_What this task involves:_
Return the lines where the word "text" occurs.

_Given records:_
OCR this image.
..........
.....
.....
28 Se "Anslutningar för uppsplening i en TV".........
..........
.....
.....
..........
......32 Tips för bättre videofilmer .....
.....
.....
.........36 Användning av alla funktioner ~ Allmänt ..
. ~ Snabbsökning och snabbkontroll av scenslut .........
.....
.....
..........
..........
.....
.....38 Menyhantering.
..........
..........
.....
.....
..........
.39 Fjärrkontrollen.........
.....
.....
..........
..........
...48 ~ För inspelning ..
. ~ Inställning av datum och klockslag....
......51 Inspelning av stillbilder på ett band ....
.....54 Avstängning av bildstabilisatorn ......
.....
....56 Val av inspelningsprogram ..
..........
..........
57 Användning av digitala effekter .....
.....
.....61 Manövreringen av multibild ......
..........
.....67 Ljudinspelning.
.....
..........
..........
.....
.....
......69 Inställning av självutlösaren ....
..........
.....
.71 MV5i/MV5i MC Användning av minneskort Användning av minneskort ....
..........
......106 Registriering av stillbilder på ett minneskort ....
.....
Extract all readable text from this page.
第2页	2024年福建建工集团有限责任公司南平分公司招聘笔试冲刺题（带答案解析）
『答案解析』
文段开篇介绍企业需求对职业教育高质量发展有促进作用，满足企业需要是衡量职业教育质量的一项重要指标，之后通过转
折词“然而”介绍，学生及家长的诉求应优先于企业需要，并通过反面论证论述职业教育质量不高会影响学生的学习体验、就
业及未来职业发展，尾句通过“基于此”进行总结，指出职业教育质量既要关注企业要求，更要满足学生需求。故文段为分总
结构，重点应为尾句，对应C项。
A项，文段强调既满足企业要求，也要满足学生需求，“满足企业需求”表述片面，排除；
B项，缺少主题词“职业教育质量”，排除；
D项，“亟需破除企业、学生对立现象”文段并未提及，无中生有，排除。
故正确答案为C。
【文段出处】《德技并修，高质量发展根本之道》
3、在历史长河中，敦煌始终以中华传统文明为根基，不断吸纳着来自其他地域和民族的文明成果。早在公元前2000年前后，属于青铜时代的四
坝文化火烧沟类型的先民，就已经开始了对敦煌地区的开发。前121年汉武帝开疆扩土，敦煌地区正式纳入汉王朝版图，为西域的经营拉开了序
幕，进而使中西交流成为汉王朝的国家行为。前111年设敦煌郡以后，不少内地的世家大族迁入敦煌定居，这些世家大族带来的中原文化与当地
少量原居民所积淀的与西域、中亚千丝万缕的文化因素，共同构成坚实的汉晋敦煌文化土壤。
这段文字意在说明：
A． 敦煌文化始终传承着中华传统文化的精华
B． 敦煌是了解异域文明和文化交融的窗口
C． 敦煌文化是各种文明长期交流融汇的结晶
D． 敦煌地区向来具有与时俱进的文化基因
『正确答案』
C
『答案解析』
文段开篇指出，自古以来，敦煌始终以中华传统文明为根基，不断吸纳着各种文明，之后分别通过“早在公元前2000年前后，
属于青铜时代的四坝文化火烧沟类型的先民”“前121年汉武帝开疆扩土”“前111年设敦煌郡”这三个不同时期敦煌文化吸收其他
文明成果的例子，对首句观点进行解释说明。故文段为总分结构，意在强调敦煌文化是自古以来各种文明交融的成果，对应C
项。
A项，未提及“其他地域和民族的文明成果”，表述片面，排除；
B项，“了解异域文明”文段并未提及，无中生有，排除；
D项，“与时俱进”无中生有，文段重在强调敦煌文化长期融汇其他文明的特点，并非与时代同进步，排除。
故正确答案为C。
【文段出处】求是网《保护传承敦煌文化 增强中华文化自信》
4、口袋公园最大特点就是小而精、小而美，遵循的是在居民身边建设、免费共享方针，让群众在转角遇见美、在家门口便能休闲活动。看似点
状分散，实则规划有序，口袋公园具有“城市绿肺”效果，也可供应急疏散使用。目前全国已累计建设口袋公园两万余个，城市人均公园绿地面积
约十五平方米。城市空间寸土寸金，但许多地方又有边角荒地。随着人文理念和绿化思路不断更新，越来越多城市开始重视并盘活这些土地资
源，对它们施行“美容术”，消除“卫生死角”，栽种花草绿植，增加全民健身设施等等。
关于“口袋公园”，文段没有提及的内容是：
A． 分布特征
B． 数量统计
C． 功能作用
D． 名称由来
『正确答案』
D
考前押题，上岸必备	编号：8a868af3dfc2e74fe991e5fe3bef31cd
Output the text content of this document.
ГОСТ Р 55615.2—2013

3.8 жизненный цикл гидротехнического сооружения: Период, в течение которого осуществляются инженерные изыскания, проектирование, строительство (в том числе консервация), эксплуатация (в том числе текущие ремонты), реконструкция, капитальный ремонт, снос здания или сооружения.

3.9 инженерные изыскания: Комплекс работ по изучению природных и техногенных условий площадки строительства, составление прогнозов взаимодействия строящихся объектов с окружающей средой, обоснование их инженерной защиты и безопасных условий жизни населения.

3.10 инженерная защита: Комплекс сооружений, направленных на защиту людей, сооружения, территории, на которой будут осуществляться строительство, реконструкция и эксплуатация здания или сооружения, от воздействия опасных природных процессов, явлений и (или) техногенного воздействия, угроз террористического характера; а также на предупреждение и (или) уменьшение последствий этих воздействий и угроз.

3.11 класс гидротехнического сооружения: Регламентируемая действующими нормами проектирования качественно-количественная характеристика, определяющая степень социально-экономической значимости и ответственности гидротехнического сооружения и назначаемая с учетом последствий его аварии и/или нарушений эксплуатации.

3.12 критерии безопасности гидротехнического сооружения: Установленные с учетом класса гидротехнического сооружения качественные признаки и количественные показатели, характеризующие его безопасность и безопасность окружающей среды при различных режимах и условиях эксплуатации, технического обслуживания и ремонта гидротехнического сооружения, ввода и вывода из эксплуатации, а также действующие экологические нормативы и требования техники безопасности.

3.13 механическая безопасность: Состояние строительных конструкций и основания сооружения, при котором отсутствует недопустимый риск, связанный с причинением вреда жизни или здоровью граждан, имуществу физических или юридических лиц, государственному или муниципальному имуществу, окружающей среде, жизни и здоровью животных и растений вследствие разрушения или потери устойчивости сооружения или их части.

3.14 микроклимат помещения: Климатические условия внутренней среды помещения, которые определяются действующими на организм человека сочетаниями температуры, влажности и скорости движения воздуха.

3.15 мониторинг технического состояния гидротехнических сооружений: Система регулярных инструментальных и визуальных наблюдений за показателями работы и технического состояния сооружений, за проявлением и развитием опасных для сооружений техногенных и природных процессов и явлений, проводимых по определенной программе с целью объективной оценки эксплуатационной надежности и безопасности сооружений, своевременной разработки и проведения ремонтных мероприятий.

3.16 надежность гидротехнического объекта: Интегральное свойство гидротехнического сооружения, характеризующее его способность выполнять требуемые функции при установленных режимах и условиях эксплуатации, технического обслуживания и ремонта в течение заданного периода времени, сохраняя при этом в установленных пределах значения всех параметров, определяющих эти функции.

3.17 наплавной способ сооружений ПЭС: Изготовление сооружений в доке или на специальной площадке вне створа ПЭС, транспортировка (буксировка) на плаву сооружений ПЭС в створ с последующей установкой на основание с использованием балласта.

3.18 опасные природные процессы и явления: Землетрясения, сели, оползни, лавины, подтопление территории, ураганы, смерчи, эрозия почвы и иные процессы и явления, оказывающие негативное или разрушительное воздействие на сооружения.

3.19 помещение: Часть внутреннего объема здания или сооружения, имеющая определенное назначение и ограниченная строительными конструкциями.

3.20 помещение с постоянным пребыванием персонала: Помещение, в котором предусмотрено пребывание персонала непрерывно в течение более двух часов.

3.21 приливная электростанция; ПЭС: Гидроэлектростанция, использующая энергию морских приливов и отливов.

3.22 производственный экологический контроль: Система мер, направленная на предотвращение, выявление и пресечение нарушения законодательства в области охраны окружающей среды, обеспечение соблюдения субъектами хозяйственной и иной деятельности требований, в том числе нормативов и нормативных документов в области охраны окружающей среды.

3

_Written solution:_
Extract all readable text from this page.
Output the text content of this document.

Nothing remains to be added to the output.